<<<<
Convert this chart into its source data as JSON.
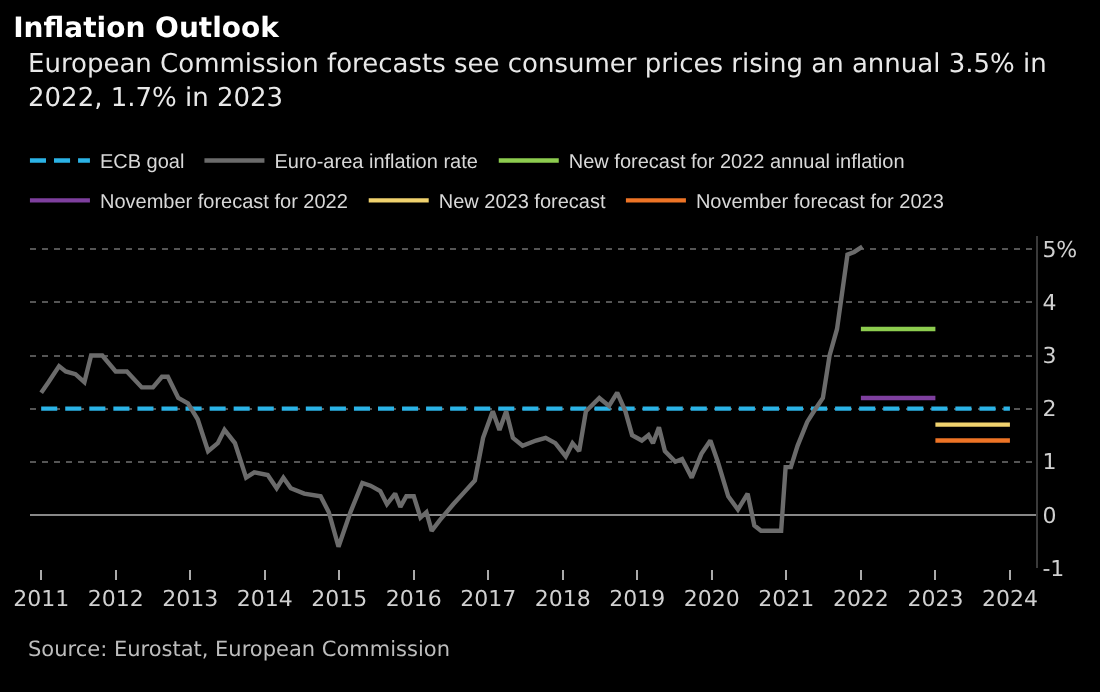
{
  "chart_data": {
    "type": "line",
    "title": "Inflation Outlook",
    "subtitle": "European Commission forecasts see consumer prices rising an annual 3.5% in 2022, 1.7% in 2023",
    "annotations": [
      "Source: Eurostat, European Commission"
    ],
    "xlim": [
      2010.85,
      2024.35
    ],
    "xticks": [
      2011,
      2012,
      2013,
      2014,
      2015,
      2016,
      2017,
      2018,
      2019,
      2020,
      2021,
      2022,
      2023,
      2024
    ],
    "ylim": [
      -1,
      5.25
    ],
    "yticks": [
      {
        "value": -1,
        "label": "-1"
      },
      0,
      1,
      2,
      3,
      4,
      {
        "value": 5,
        "label": "5%"
      }
    ],
    "grid": "y",
    "legend": "top left",
    "marker": "none",
    "series": [
      {
        "name": "ECB goal",
        "color": "#2bb3e6",
        "line_style": "dashed",
        "x": [
          2011,
          2024
        ],
        "values": [
          2,
          2
        ]
      },
      {
        "name": "Euro-area inflation rate",
        "color": "#6b6b6b",
        "line_style": "solid",
        "x": [
          2011.0,
          2011.1,
          2011.24,
          2011.33,
          2011.46,
          2011.58,
          2011.67,
          2011.82,
          2012.0,
          2012.15,
          2012.35,
          2012.5,
          2012.62,
          2012.7,
          2012.84,
          2012.97,
          2013.1,
          2013.24,
          2013.37,
          2013.46,
          2013.6,
          2013.75,
          2013.86,
          2014.04,
          2014.16,
          2014.25,
          2014.35,
          2014.53,
          2014.75,
          2014.86,
          2014.99,
          2015.15,
          2015.31,
          2015.42,
          2015.55,
          2015.64,
          2015.75,
          2015.82,
          2015.9,
          2016.0,
          2016.09,
          2016.17,
          2016.24,
          2016.35,
          2016.53,
          2016.66,
          2016.82,
          2016.93,
          2017.06,
          2017.15,
          2017.24,
          2017.33,
          2017.46,
          2017.64,
          2017.77,
          2017.9,
          2018.04,
          2018.13,
          2018.22,
          2018.31,
          2018.49,
          2018.62,
          2018.73,
          2018.84,
          2018.93,
          2019.06,
          2019.15,
          2019.21,
          2019.29,
          2019.37,
          2019.51,
          2019.6,
          2019.73,
          2019.86,
          2019.98,
          2020.08,
          2020.22,
          2020.35,
          2020.48,
          2020.57,
          2020.66,
          2020.93,
          2020.99,
          2021.06,
          2021.15,
          2021.28,
          2021.37,
          2021.49,
          2021.58,
          2021.68,
          2021.82,
          2021.91,
          2022.02
        ],
        "values": [
          2.3,
          2.5,
          2.8,
          2.7,
          2.65,
          2.5,
          3.0,
          3.0,
          2.7,
          2.7,
          2.4,
          2.4,
          2.6,
          2.6,
          2.2,
          2.1,
          1.8,
          1.2,
          1.35,
          1.6,
          1.35,
          0.7,
          0.8,
          0.75,
          0.5,
          0.7,
          0.5,
          0.4,
          0.35,
          0.05,
          -0.6,
          0.05,
          0.6,
          0.55,
          0.45,
          0.2,
          0.4,
          0.15,
          0.35,
          0.35,
          -0.05,
          0.05,
          -0.3,
          -0.1,
          0.2,
          0.4,
          0.65,
          1.45,
          1.95,
          1.6,
          1.95,
          1.45,
          1.3,
          1.4,
          1.45,
          1.35,
          1.1,
          1.35,
          1.2,
          1.95,
          2.2,
          2.05,
          2.3,
          1.95,
          1.5,
          1.4,
          1.5,
          1.35,
          1.65,
          1.2,
          1.0,
          1.05,
          0.7,
          1.15,
          1.4,
          1.0,
          0.35,
          0.1,
          0.4,
          -0.2,
          -0.3,
          -0.3,
          0.9,
          0.9,
          1.3,
          1.75,
          1.95,
          2.2,
          3.0,
          3.5,
          4.9,
          4.95,
          5.05
        ]
      },
      {
        "name": "New forecast for 2022 annual inflation",
        "color": "#8dcc4f",
        "line_style": "solid",
        "x": [
          2022,
          2023
        ],
        "values": [
          3.5,
          3.5
        ]
      },
      {
        "name": "November forecast for 2022",
        "color": "#7e3f9e",
        "line_style": "solid",
        "x": [
          2022,
          2023
        ],
        "values": [
          2.2,
          2.2
        ]
      },
      {
        "name": "New 2023 forecast",
        "color": "#f0d26e",
        "line_style": "solid",
        "x": [
          2023,
          2024
        ],
        "values": [
          1.7,
          1.7
        ]
      },
      {
        "name": "November forecast for 2023",
        "color": "#ee7426",
        "line_style": "solid",
        "x": [
          2023,
          2024
        ],
        "values": [
          1.4,
          1.4
        ]
      }
    ]
  }
}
>>>>
» **Problem details**: Each record should be quoted exactly, with the images omitted.

» **Final answer**:
Convert this chart into its source data as JSON.
{
  "chart_data": {
    "type": "line",
    "title": "Inflation Outlook",
    "subtitle": "European Commission forecasts see consumer prices rising an annual 3.5% in 2022, 1.7% in 2023",
    "annotations": [
      "Source: Eurostat, European Commission"
    ],
    "xlim": [
      2010.85,
      2024.35
    ],
    "xticks": [
      2011,
      2012,
      2013,
      2014,
      2015,
      2016,
      2017,
      2018,
      2019,
      2020,
      2021,
      2022,
      2023,
      2024
    ],
    "ylim": [
      -1,
      5.25
    ],
    "yticks": [
      {
        "value": -1,
        "label": "-1"
      },
      0,
      1,
      2,
      3,
      4,
      {
        "value": 5,
        "label": "5%"
      }
    ],
    "grid": "y",
    "legend": "top left",
    "marker": "none",
    "series": [
      {
        "name": "ECB goal",
        "color": "#2bb3e6",
        "line_style": "dashed",
        "x": [
          2011,
          2024
        ],
        "values": [
          2,
          2
        ]
      },
      {
        "name": "Euro-area inflation rate",
        "color": "#6b6b6b",
        "line_style": "solid",
        "x": [
          2011.0,
          2011.1,
          2011.24,
          2011.33,
          2011.46,
          2011.58,
          2011.67,
          2011.82,
          2012.0,
          2012.15,
          2012.35,
          2012.5,
          2012.62,
          2012.7,
          2012.84,
          2012.97,
          2013.1,
          2013.24,
          2013.37,
          2013.46,
          2013.6,
          2013.75,
          2013.86,
          2014.04,
          2014.16,
          2014.25,
          2014.35,
          2014.53,
          2014.75,
          2014.86,
          2014.99,
          2015.15,
          2015.31,
          2015.42,
          2015.55,
          2015.64,
          2015.75,
          2015.82,
          2015.9,
          2016.0,
          2016.09,
          2016.17,
          2016.24,
          2016.35,
          2016.53,
          2016.66,
          2016.82,
          2016.93,
          2017.06,
          2017.15,
          2017.24,
          2017.33,
          2017.46,
          2017.64,
          2017.77,
          2017.9,
          2018.04,
          2018.13,
          2018.22,
          2018.31,
          2018.49,
          2018.62,
          2018.73,
          2018.84,
          2018.93,
          2019.06,
          2019.15,
          2019.21,
          2019.29,
          2019.37,
          2019.51,
          2019.6,
          2019.73,
          2019.86,
          2019.98,
          2020.08,
          2020.22,
          2020.35,
          2020.48,
          2020.57,
          2020.66,
          2020.93,
          2020.99,
          2021.06,
          2021.15,
          2021.28,
          2021.37,
          2021.49,
          2021.58,
          2021.68,
          2021.82,
          2021.91,
          2022.02
        ],
        "values": [
          2.3,
          2.5,
          2.8,
          2.7,
          2.65,
          2.5,
          3.0,
          3.0,
          2.7,
          2.7,
          2.4,
          2.4,
          2.6,
          2.6,
          2.2,
          2.1,
          1.8,
          1.2,
          1.35,
          1.6,
          1.35,
          0.7,
          0.8,
          0.75,
          0.5,
          0.7,
          0.5,
          0.4,
          0.35,
          0.05,
          -0.6,
          0.05,
          0.6,
          0.55,
          0.45,
          0.2,
          0.4,
          0.15,
          0.35,
          0.35,
          -0.05,
          0.05,
          -0.3,
          -0.1,
          0.2,
          0.4,
          0.65,
          1.45,
          1.95,
          1.6,
          1.95,
          1.45,
          1.3,
          1.4,
          1.45,
          1.35,
          1.1,
          1.35,
          1.2,
          1.95,
          2.2,
          2.05,
          2.3,
          1.95,
          1.5,
          1.4,
          1.5,
          1.35,
          1.65,
          1.2,
          1.0,
          1.05,
          0.7,
          1.15,
          1.4,
          1.0,
          0.35,
          0.1,
          0.4,
          -0.2,
          -0.3,
          -0.3,
          0.9,
          0.9,
          1.3,
          1.75,
          1.95,
          2.2,
          3.0,
          3.5,
          4.9,
          4.95,
          5.05
        ]
      },
      {
        "name": "New forecast for 2022 annual inflation",
        "color": "#8dcc4f",
        "line_style": "solid",
        "x": [
          2022,
          2023
        ],
        "values": [
          3.5,
          3.5
        ]
      },
      {
        "name": "November forecast for 2022",
        "color": "#7e3f9e",
        "line_style": "solid",
        "x": [
          2022,
          2023
        ],
        "values": [
          2.2,
          2.2
        ]
      },
      {
        "name": "New 2023 forecast",
        "color": "#f0d26e",
        "line_style": "solid",
        "x": [
          2023,
          2024
        ],
        "values": [
          1.7,
          1.7
        ]
      },
      {
        "name": "November forecast for 2023",
        "color": "#ee7426",
        "line_style": "solid",
        "x": [
          2023,
          2024
        ],
        "values": [
          1.4,
          1.4
        ]
      }
    ]
  }
}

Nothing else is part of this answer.